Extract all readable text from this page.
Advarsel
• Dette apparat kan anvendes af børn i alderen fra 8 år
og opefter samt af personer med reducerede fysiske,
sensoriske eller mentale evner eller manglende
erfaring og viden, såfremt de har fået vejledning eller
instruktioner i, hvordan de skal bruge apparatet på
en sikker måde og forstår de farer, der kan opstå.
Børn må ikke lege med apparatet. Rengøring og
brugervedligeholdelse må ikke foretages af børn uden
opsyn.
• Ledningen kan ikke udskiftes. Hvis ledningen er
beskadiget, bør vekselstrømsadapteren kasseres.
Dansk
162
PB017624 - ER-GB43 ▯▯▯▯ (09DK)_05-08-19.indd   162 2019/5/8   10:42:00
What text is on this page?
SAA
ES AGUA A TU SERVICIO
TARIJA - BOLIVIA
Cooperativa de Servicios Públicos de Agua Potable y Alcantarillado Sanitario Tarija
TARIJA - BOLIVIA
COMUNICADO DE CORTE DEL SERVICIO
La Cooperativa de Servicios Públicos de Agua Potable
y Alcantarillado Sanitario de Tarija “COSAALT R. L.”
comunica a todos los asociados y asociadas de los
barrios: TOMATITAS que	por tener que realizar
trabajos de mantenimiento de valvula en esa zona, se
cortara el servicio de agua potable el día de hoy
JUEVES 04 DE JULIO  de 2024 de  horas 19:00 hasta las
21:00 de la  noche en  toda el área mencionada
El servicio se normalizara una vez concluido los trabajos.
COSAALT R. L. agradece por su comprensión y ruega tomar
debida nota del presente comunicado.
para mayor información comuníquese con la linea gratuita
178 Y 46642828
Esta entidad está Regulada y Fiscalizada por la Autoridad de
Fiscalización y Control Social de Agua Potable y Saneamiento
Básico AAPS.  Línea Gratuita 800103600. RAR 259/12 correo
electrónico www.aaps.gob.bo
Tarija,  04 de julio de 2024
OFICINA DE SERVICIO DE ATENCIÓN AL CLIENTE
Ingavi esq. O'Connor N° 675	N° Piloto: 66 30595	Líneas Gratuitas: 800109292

TASK INSTRUCTIONS »
Pull out every line of the entries that includes the word "this".

CORRECT RESPONSE »
Extract all readable text from this page.
What text is on this page?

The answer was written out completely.